*TASK BRIEF*: Every record must be given again word for word; no picture belongs in the copy.
=== Section Start ===
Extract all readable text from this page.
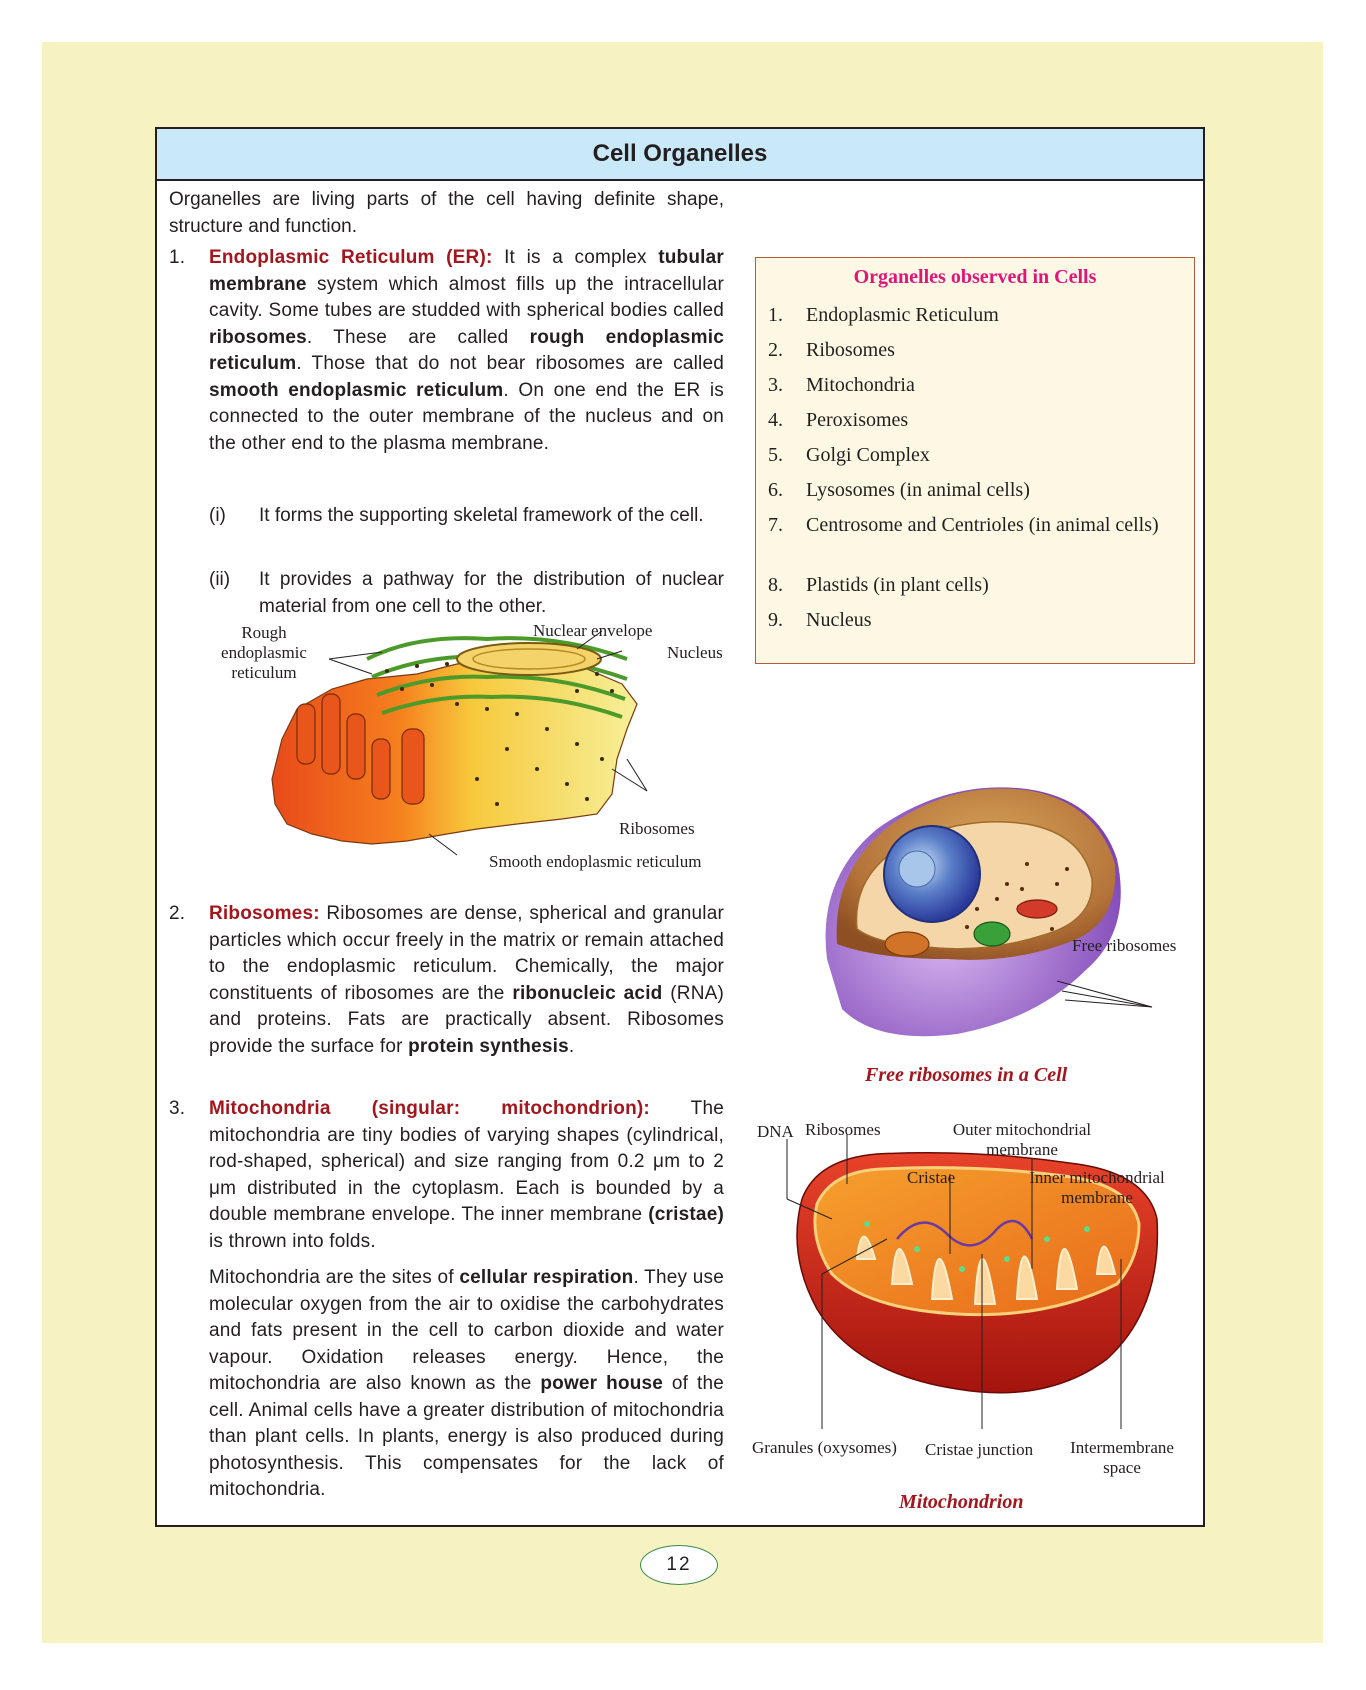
Cell Organelles

Organelles are living parts of the cell having definite shape, structure and function.

1. Endoplasmic Reticulum (ER): It is a complex tubular membrane system which almost fills up the intracellular cavity. Some tubes are studded with spherical bodies called ribosomes. These are called rough endoplasmic reticulum. Those that do not bear ribosomes are called smooth endoplasmic reticulum. On one end the ER is connected to the outer membrane of the nucleus and on the other end to the plasma membrane.
(i) It forms the supporting skeletal framework of the cell.
(ii) It provides a pathway for the distribution of nuclear material from one cell to the other.
Rough endoplasmic reticulum
Nuclear envelope
Nucleus
Ribosomes
Smooth endoplasmic reticulum
2. Ribosomes: Ribosomes are dense, spherical and granular particles which occur freely in the matrix or remain attached to the endoplasmic reticulum. Chemically, the major constituents of ribosomes are the ribonucleic acid (RNA) and proteins. Fats are practically absent. Ribosomes provide the surface for protein synthesis.
3. Mitochondria (singular: mitochondrion): The mitochondria are tiny bodies of varying shapes (cylindrical, rod-shaped, spherical) and size ranging from 0.2 μm to 2 μm distributed in the cytoplasm. Each is bounded by a double membrane envelope. The inner membrane (cristae) is thrown into folds.
Mitochondria are the sites of cellular respiration. They use molecular oxygen from the air to oxidise the carbohydrates and fats present in the cell to carbon dioxide and water vapour. Oxidation releases energy. Hence, the mitochondria are also known as the power house of the cell. Animal cells have a greater distribution of mitochondria than plant cells. In plants, energy is also produced during photosynthesis. This compensates for the lack of mitochondria.
Organelles observed in Cells
1. Endoplasmic Reticulum
2. Ribosomes
3. Mitochondria
4. Peroxisomes
5. Golgi Complex
6. Lysosomes (in animal cells)
7. Centrosome and Centrioles (in animal cells)
8. Plastids (in plant cells)
9. Nucleus
Free ribosomes
Free ribosomes in a Cell
DNA Ribosomes	Outer mitochondrial membrane
Cristae	Inner mitochondrial membrane
Granules (oxysomes) Cristae junction	Intermembrane space
Mitochondrion
12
=== Section End ===
*SOLUTION TO THIS TASK*:
Extract all readable text from this page.
Cell Organelles

Organelles are living parts of the cell having definite shape, structure and function.

1. Endoplasmic Reticulum (ER): It is a complex tubular membrane system which almost fills up the intracellular cavity. Some tubes are studded with spherical bodies called ribosomes. These are called rough endoplasmic reticulum. Those that do not bear ribosomes are called smooth endoplasmic reticulum. On one end the ER is connected to the outer membrane of the nucleus and on the other end to the plasma membrane.
(i) It forms the supporting skeletal framework of the cell.
(ii) It provides a pathway for the distribution of nuclear material from one cell to the other.
Rough endoplasmic reticulum
Nuclear envelope
Nucleus
Ribosomes
Smooth endoplasmic reticulum
2. Ribosomes: Ribosomes are dense, spherical and granular particles which occur freely in the matrix or remain attached to the endoplasmic reticulum. Chemically, the major constituents of ribosomes are the ribonucleic acid (RNA) and proteins. Fats are practically absent. Ribosomes provide the surface for protein synthesis.
3. Mitochondria (singular: mitochondrion): The mitochondria are tiny bodies of varying shapes (cylindrical, rod-shaped, spherical) and size ranging from 0.2 μm to 2 μm distributed in the cytoplasm. Each is bounded by a double membrane envelope. The inner membrane (cristae) is thrown into folds.
Mitochondria are the sites of cellular respiration. They use molecular oxygen from the air to oxidise the carbohydrates and fats present in the cell to carbon dioxide and water vapour. Oxidation releases energy. Hence, the mitochondria are also known as the power house of the cell. Animal cells have a greater distribution of mitochondria than plant cells. In plants, energy is also produced during photosynthesis. This compensates for the lack of mitochondria.
Organelles observed in Cells
1. Endoplasmic Reticulum
2. Ribosomes
3. Mitochondria
4. Peroxisomes
5. Golgi Complex
6. Lysosomes (in animal cells)
7. Centrosome and Centrioles (in animal cells)
8. Plastids (in plant cells)
9. Nucleus
Free ribosomes
Free ribosomes in a Cell
DNA Ribosomes	Outer mitochondrial membrane
Cristae	Inner mitochondrial membrane
Granules (oxysomes) Cristae junction	Intermembrane space
Mitochondrion
12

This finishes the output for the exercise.